§ **Requirement**
Word for word, quote all of the material, omitting the pictures.

§ **The records**
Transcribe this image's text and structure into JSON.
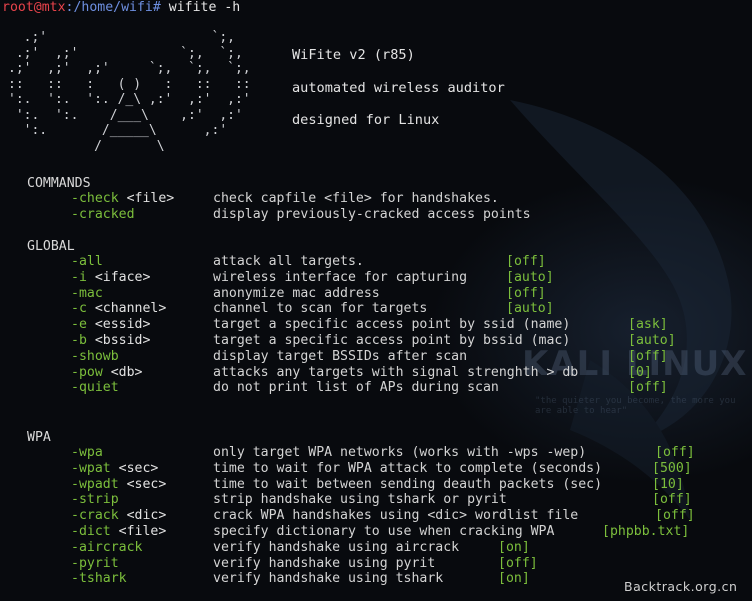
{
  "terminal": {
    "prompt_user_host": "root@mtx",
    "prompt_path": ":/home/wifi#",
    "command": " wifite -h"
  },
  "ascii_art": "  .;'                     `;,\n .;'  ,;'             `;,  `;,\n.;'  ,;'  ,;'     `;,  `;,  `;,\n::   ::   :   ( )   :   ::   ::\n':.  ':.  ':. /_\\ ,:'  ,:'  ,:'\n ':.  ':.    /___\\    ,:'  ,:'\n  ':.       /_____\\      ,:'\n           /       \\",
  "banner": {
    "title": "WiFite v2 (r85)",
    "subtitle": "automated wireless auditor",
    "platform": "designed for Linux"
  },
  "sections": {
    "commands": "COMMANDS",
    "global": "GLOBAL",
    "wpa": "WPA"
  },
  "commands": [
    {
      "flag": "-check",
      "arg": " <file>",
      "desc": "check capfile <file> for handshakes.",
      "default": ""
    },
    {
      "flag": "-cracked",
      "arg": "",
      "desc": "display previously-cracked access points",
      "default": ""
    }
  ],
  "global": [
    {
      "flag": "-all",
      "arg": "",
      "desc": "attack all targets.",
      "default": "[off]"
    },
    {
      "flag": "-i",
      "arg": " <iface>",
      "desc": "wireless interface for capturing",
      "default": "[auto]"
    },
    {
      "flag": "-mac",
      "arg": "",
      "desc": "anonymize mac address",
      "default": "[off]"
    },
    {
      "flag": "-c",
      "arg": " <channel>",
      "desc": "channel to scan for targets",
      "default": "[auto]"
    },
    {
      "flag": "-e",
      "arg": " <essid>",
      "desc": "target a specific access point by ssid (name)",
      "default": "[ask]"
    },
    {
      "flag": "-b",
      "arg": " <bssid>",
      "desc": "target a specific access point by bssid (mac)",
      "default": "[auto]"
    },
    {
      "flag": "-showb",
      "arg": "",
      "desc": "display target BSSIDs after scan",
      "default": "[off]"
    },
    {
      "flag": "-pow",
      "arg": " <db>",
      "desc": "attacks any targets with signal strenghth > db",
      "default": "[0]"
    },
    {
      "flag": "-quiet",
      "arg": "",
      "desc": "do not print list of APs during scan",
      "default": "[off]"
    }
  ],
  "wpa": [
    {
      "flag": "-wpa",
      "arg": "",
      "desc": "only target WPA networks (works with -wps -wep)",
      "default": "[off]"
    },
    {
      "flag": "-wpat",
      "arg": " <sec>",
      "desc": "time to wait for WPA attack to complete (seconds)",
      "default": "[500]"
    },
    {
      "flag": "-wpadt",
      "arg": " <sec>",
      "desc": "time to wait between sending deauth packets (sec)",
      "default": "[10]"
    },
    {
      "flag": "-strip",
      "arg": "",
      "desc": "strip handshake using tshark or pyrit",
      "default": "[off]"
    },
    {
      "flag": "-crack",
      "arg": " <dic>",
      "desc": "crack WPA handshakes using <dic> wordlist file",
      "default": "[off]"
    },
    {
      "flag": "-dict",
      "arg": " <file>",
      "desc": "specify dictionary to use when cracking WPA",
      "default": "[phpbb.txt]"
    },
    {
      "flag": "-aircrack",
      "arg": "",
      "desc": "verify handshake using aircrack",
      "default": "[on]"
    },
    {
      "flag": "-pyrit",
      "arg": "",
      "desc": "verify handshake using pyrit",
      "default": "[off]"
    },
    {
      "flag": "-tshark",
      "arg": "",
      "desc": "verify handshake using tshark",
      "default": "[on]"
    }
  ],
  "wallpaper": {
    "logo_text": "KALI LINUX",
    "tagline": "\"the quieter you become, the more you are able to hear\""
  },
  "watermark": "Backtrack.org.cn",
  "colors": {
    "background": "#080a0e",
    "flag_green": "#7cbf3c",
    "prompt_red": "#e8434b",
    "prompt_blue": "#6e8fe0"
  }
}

§ **Exercise answer**
Transcribe this image's text and structure into JSON.
{
  "terminal": {
    "prompt_user_host": "root@mtx",
    "prompt_path": ":/home/wifi#",
    "command": " wifite -h"
  },
  "ascii_art": "  .;'                     `;,\n .;'  ,;'             `;,  `;,\n.;'  ,;'  ,;'     `;,  `;,  `;,\n::   ::   :   ( )   :   ::   ::\n':.  ':.  ':. /_\\ ,:'  ,:'  ,:'\n ':.  ':.    /___\\    ,:'  ,:'\n  ':.       /_____\\      ,:'\n           /       \\",
  "banner": {
    "title": "WiFite v2 (r85)",
    "subtitle": "automated wireless auditor",
    "platform": "designed for Linux"
  },
  "sections": {
    "commands": "COMMANDS",
    "global": "GLOBAL",
    "wpa": "WPA"
  },
  "commands": [
    {
      "flag": "-check",
      "arg": " <file>",
      "desc": "check capfile <file> for handshakes.",
      "default": ""
    },
    {
      "flag": "-cracked",
      "arg": "",
      "desc": "display previously-cracked access points",
      "default": ""
    }
  ],
  "global": [
    {
      "flag": "-all",
      "arg": "",
      "desc": "attack all targets.",
      "default": "[off]"
    },
    {
      "flag": "-i",
      "arg": " <iface>",
      "desc": "wireless interface for capturing",
      "default": "[auto]"
    },
    {
      "flag": "-mac",
      "arg": "",
      "desc": "anonymize mac address",
      "default": "[off]"
    },
    {
      "flag": "-c",
      "arg": " <channel>",
      "desc": "channel to scan for targets",
      "default": "[auto]"
    },
    {
      "flag": "-e",
      "arg": " <essid>",
      "desc": "target a specific access point by ssid (name)",
      "default": "[ask]"
    },
    {
      "flag": "-b",
      "arg": " <bssid>",
      "desc": "target a specific access point by bssid (mac)",
      "default": "[auto]"
    },
    {
      "flag": "-showb",
      "arg": "",
      "desc": "display target BSSIDs after scan",
      "default": "[off]"
    },
    {
      "flag": "-pow",
      "arg": " <db>",
      "desc": "attacks any targets with signal strenghth > db",
      "default": "[0]"
    },
    {
      "flag": "-quiet",
      "arg": "",
      "desc": "do not print list of APs during scan",
      "default": "[off]"
    }
  ],
  "wpa": [
    {
      "flag": "-wpa",
      "arg": "",
      "desc": "only target WPA networks (works with -wps -wep)",
      "default": "[off]"
    },
    {
      "flag": "-wpat",
      "arg": " <sec>",
      "desc": "time to wait for WPA attack to complete (seconds)",
      "default": "[500]"
    },
    {
      "flag": "-wpadt",
      "arg": " <sec>",
      "desc": "time to wait between sending deauth packets (sec)",
      "default": "[10]"
    },
    {
      "flag": "-strip",
      "arg": "",
      "desc": "strip handshake using tshark or pyrit",
      "default": "[off]"
    },
    {
      "flag": "-crack",
      "arg": " <dic>",
      "desc": "crack WPA handshakes using <dic> wordlist file",
      "default": "[off]"
    },
    {
      "flag": "-dict",
      "arg": " <file>",
      "desc": "specify dictionary to use when cracking WPA",
      "default": "[phpbb.txt]"
    },
    {
      "flag": "-aircrack",
      "arg": "",
      "desc": "verify handshake using aircrack",
      "default": "[on]"
    },
    {
      "flag": "-pyrit",
      "arg": "",
      "desc": "verify handshake using pyrit",
      "default": "[off]"
    },
    {
      "flag": "-tshark",
      "arg": "",
      "desc": "verify handshake using tshark",
      "default": "[on]"
    }
  ],
  "wallpaper": {
    "logo_text": "KALI LINUX",
    "tagline": "\"the quieter you become, the more you are able to hear\""
  },
  "watermark": "Backtrack.org.cn",
  "colors": {
    "background": "#080a0e",
    "flag_green": "#7cbf3c",
    "prompt_red": "#e8434b",
    "prompt_blue": "#6e8fe0"
  }
}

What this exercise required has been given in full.